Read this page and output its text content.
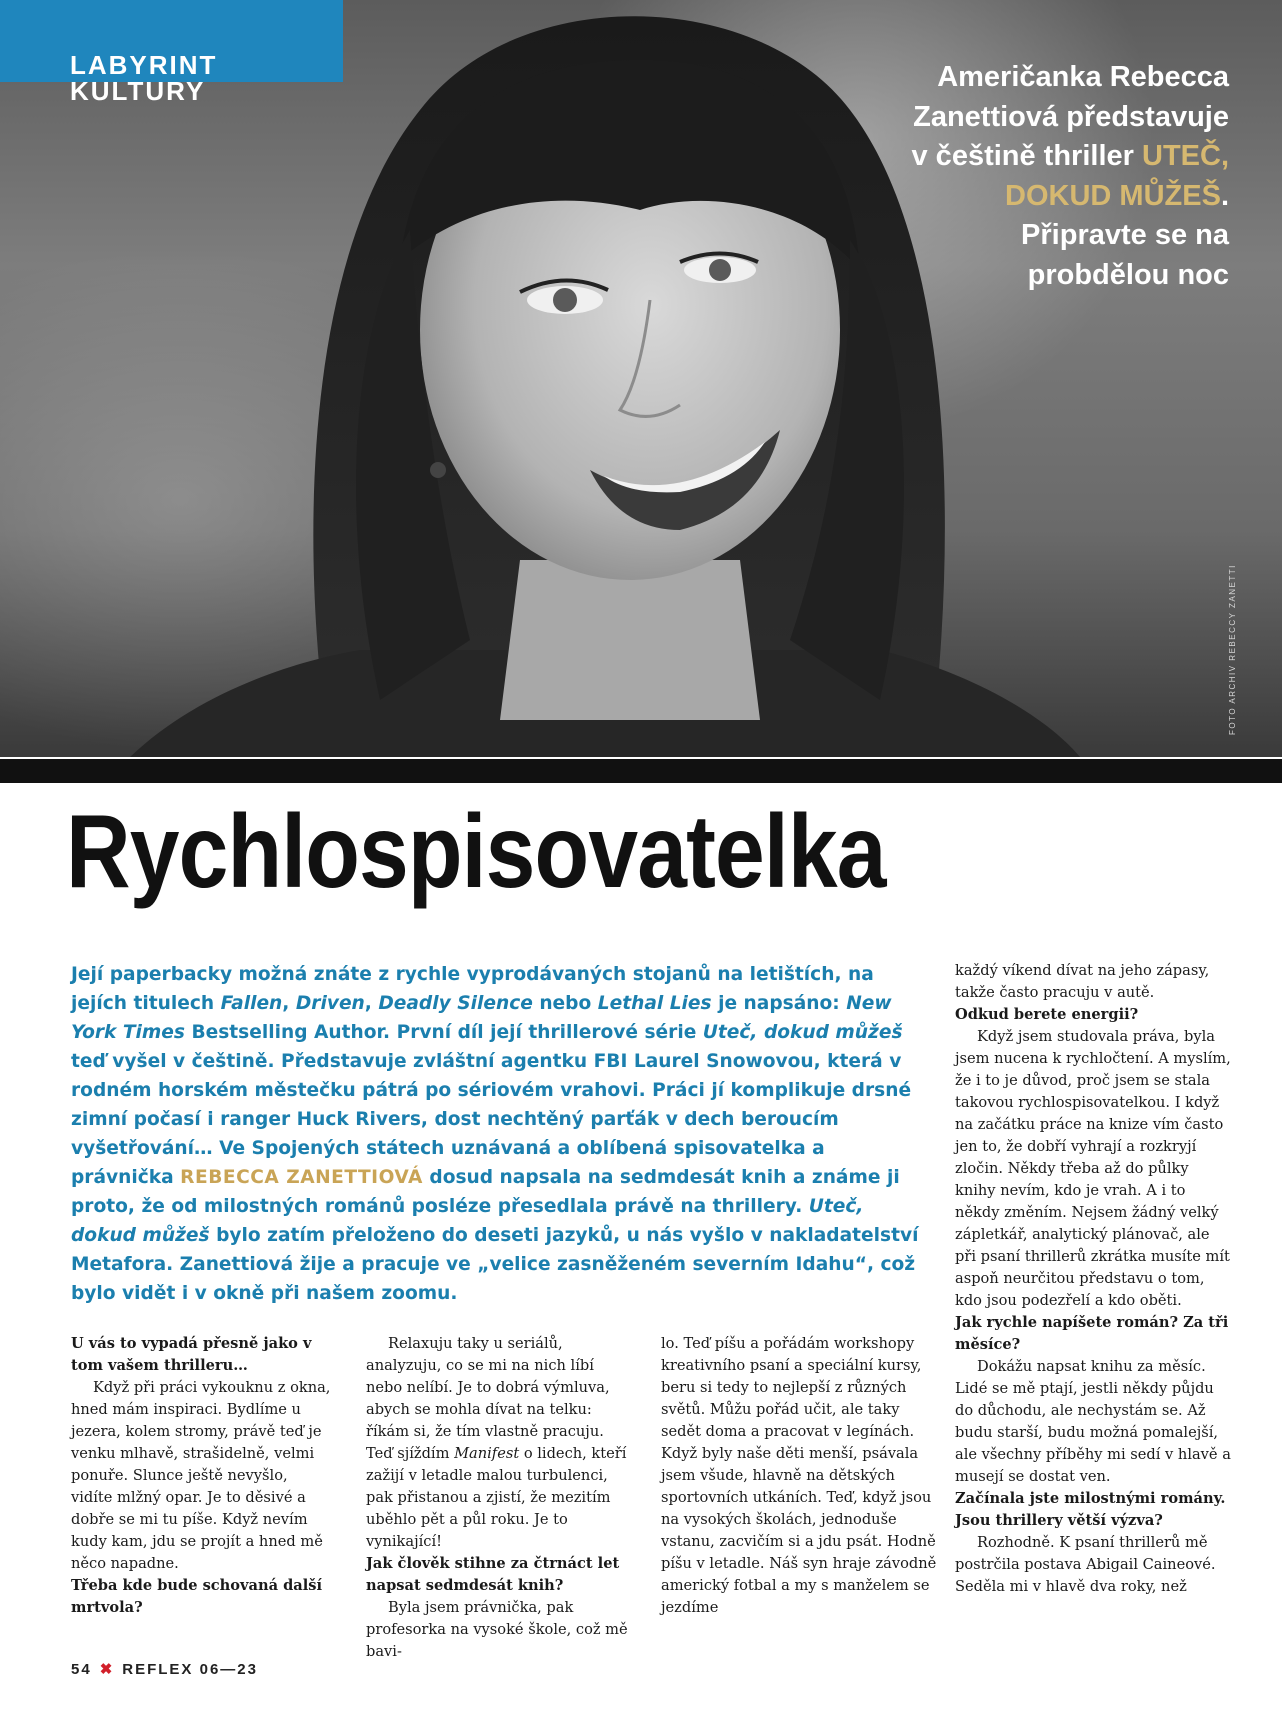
LABYRINT KULTURY	Američanka Rebecca Zanettiová představuje v češtině thriller UTEČ, DOKUD MŮŽEŠ. Připravte se na probdělou noc
FOTO ARCHIV REBECCY ZANETTI
Rychlospisovatelka

Její paperbacky možná znáte z rychle vyprodávaných stojanů na letištích, na jejích titulech Fallen, Driven, Deadly Silence nebo Lethal Lies je napsáno: New York Times Bestselling Author. První díl její thrillerové série Uteč, dokud můžeš teď vyšel v češtině. Představuje zvláštní agentku FBI Laurel Snowovou, která v rodném horském městečku pátrá po sériovém vrahovi. Práci jí komplikuje drsné zimní počasí i ranger Huck Rivers, dost nechtěný parťák v dech beroucím vyšetřování… Ve Spojených státech uznávaná a oblíbená spisovatelka a právnička REBECCA ZANETTIOVÁ dosud napsala na sedmdesát knih a známe ji proto, že od milostných románů posléze přesedlala právě na thrillery. Uteč, dokud můžeš bylo zatím přeloženo do deseti jazyků, u nás vyšlo v nakladatelství Metafora. Zanettiová žije a pracuje ve „velice zasněženém severním Idahu“, což bylo vidět i v okně při našem zoomu.

U vás to vypadá přesně jako v tom vašem thrilleru…

Když při práci vykouknu z okna, hned mám inspiraci. Bydlíme u jezera, kolem stromy, právě teď je venku mlhavě, strašidelně, velmi ponuře. Slunce ještě nevyšlo, vidíte mlžný opar. Je to děsivé a dobře se mi tu píše. Když nevím kudy kam, jdu se projít a hned mě něco napadne.

Třeba kde bude schovaná další mrtvola?

Relaxuju taky u seriálů, analyzuju, co se mi na nich líbí nebo nelíbí. Je to dobrá výmluva, abych se mohla dívat na telku: říkám si, že tím vlastně pracuju. Teď sjíždím Manifest o lidech, kteří zažijí v letadle malou turbulenci, pak přistanou a zjistí, že mezitím uběhlo pět a půl roku. Je to vynikající!

Jak člověk stihne za čtrnáct let napsat sedmdesát knih?

Byla jsem právnička, pak profesorka na vysoké škole, což mě bavi-

lo. Teď píšu a pořádám workshopy kreativního psaní a speciální kursy, beru si tedy to nejlepší z různých světů. Můžu pořád učit, ale taky sedět doma a pracovat v legínách. Když byly naše děti menší, psávala jsem všude, hlavně na dětských sportovních utkáních. Teď, když jsou na vysokých školách, jednoduše vstanu, zacvičím si a jdu psát. Hodně píšu v letadle. Náš syn hraje závodně americký fotbal a my s manželem se jezdíme

každý víkend dívat na jeho zápasy, takže často pracuju v autě.

Odkud berete energii?

Když jsem studovala práva, byla jsem nucena k rychločtení. A myslím, že i to je důvod, proč jsem se stala takovou rychlospisovatelkou. I když na začátku práce na knize vím často jen to, že dobří vyhrají a rozkryjí zločin. Někdy třeba až do půlky knihy nevím, kdo je vrah. A i to někdy změním. Nejsem žádný velký zápletkář, analytický plánovač, ale při psaní thrillerů zkrátka musíte mít aspoň neurčitou představu o tom, kdo jsou podezřelí a kdo oběti.

Jak rychle napíšete román? Za tři měsíce?

Dokážu napsat knihu za měsíc. Lidé se mě ptají, jestli někdy půjdu do důchodu, ale nechystám se. Až budu starší, budu možná pomalejší, ale všechny příběhy mi sedí v hlavě a musejí se dostat ven.

Začínala jste milostnými romány. Jsou thrillery větší výzva?

Rozhodně. K psaní thrillerů mě postrčila postava Abigail Caineové. Seděla mi v hlavě dva roky, než

54 ✖ REFLEX 06—23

════════

Instructions for the task: The records above should be reproduced exactly, with no pictures included.

Worked solution:
Read this page and output its text content.
LABYRINT KULTURY	Američanka Rebecca Zanettiová představuje v češtině thriller UTEČ, DOKUD MŮŽEŠ. Připravte se na probdělou noc
FOTO ARCHIV REBECCY ZANETTI
Rychlospisovatelka

Její paperbacky možná znáte z rychle vyprodávaných stojanů na letištích, na jejích titulech Fallen, Driven, Deadly Silence nebo Lethal Lies je napsáno: New York Times Bestselling Author. První díl její thrillerové série Uteč, dokud můžeš teď vyšel v češtině. Představuje zvláštní agentku FBI Laurel Snowovou, která v rodném horském městečku pátrá po sériovém vrahovi. Práci jí komplikuje drsné zimní počasí i ranger Huck Rivers, dost nechtěný parťák v dech beroucím vyšetřování… Ve Spojených státech uznávaná a oblíbená spisovatelka a právnička REBECCA ZANETTIOVÁ dosud napsala na sedmdesát knih a známe ji proto, že od milostných románů posléze přesedlala právě na thrillery. Uteč, dokud můžeš bylo zatím přeloženo do deseti jazyků, u nás vyšlo v nakladatelství Metafora. Zanettiová žije a pracuje ve „velice zasněženém severním Idahu“, což bylo vidět i v okně při našem zoomu.

U vás to vypadá přesně jako v tom vašem thrilleru…

Když při práci vykouknu z okna, hned mám inspiraci. Bydlíme u jezera, kolem stromy, právě teď je venku mlhavě, strašidelně, velmi ponuře. Slunce ještě nevyšlo, vidíte mlžný opar. Je to děsivé a dobře se mi tu píše. Když nevím kudy kam, jdu se projít a hned mě něco napadne.

Třeba kde bude schovaná další mrtvola?

Relaxuju taky u seriálů, analyzuju, co se mi na nich líbí nebo nelíbí. Je to dobrá výmluva, abych se mohla dívat na telku: říkám si, že tím vlastně pracuju. Teď sjíždím Manifest o lidech, kteří zažijí v letadle malou turbulenci, pak přistanou a zjistí, že mezitím uběhlo pět a půl roku. Je to vynikající!

Jak člověk stihne za čtrnáct let napsat sedmdesát knih?

Byla jsem právnička, pak profesorka na vysoké škole, což mě bavi-

lo. Teď píšu a pořádám workshopy kreativního psaní a speciální kursy, beru si tedy to nejlepší z různých světů. Můžu pořád učit, ale taky sedět doma a pracovat v legínách. Když byly naše děti menší, psávala jsem všude, hlavně na dětských sportovních utkáních. Teď, když jsou na vysokých školách, jednoduše vstanu, zacvičím si a jdu psát. Hodně píšu v letadle. Náš syn hraje závodně americký fotbal a my s manželem se jezdíme

každý víkend dívat na jeho zápasy, takže často pracuju v autě.

Odkud berete energii?

Když jsem studovala práva, byla jsem nucena k rychločtení. A myslím, že i to je důvod, proč jsem se stala takovou rychlospisovatelkou. I když na začátku práce na knize vím často jen to, že dobří vyhrají a rozkryjí zločin. Někdy třeba až do půlky knihy nevím, kdo je vrah. A i to někdy změním. Nejsem žádný velký zápletkář, analytický plánovač, ale při psaní thrillerů zkrátka musíte mít aspoň neurčitou představu o tom, kdo jsou podezřelí a kdo oběti.

Jak rychle napíšete román? Za tři měsíce?

Dokážu napsat knihu za měsíc. Lidé se mě ptají, jestli někdy půjdu do důchodu, ale nechystám se. Až budu starší, budu možná pomalejší, ale všechny příběhy mi sedí v hlavě a musejí se dostat ven.

Začínala jste milostnými romány. Jsou thrillery větší výzva?

Rozhodně. K psaní thrillerů mě postrčila postava Abigail Caineové. Seděla mi v hlavě dva roky, než

54 ✖ REFLEX 06—23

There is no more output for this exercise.